§ **Work required**
Copy whichever lines contain the string "falem".

§ **Data**

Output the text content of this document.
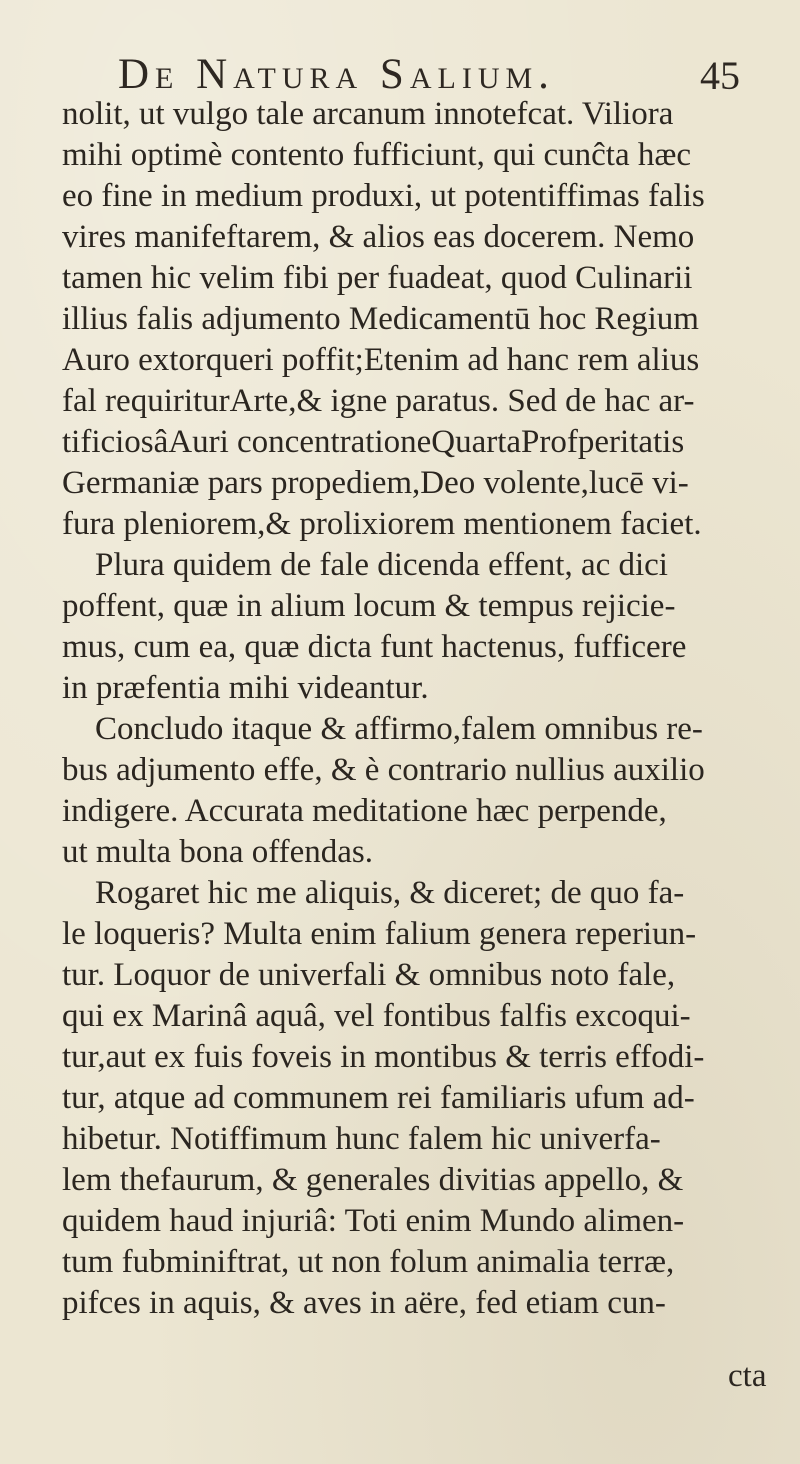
De Natura Salium.	45
nolit, ut vulgo tale arcanum innotefcat. Viliora
mihi optimè contento fufficiunt, qui cunĉta hæc
eo fine in medium produxi, ut potentiffimas falis
vires manifeftarem, & alios eas docerem. Nemo
tamen hic velim fibi per fuadeat, quod Culinarii
illius falis adjumento Medicamentū hoc Regium
Auro extorqueri poffit;Etenim ad hanc rem alius
fal requiriturArte,& igne paratus. Sed de hac ar-
tificiosâAuri concentrationeQuartaProfperitatis
Germaniæ pars propediem,Deo volente,lucē vi-
fura pleniorem,& prolixiorem mentionem faciet.
Plura quidem de fale dicenda effent, ac dici
poffent, quæ in alium locum & tempus rejicie-
mus, cum ea, quæ dicta funt hactenus, fufficere
in præfentia mihi videantur.
Concludo itaque & affirmo,falem omnibus re-
bus adjumento effe, & è contrario nullius auxilio
indigere. Accurata meditatione hæc perpende,
ut multa bona offendas.
Rogaret hic me aliquis, & diceret; de quo fa-
le loqueris? Multa enim falium genera reperiun-
tur. Loquor de univerfali & omnibus noto fale,
qui ex Marinâ aquâ, vel fontibus falfis excoqui-
tur,aut ex fuis foveis in montibus & terris effodi-
tur, atque ad communem rei familiaris ufum ad-
hibetur. Notiffimum hunc falem hic univerfa-
lem thefaurum, & generales divitias appello, &
quidem haud injuriâ: Toti enim Mundo alimen-
tum fubminiftrat, ut non folum animalia terræ,
pifces in aquis, & aves in aëre, fed etiam cun-
cta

§ **Result of this exercise**
Concludo itaque & affirmo,falem omnibus re-
hibetur. Notiffimum hunc falem hic univerfa-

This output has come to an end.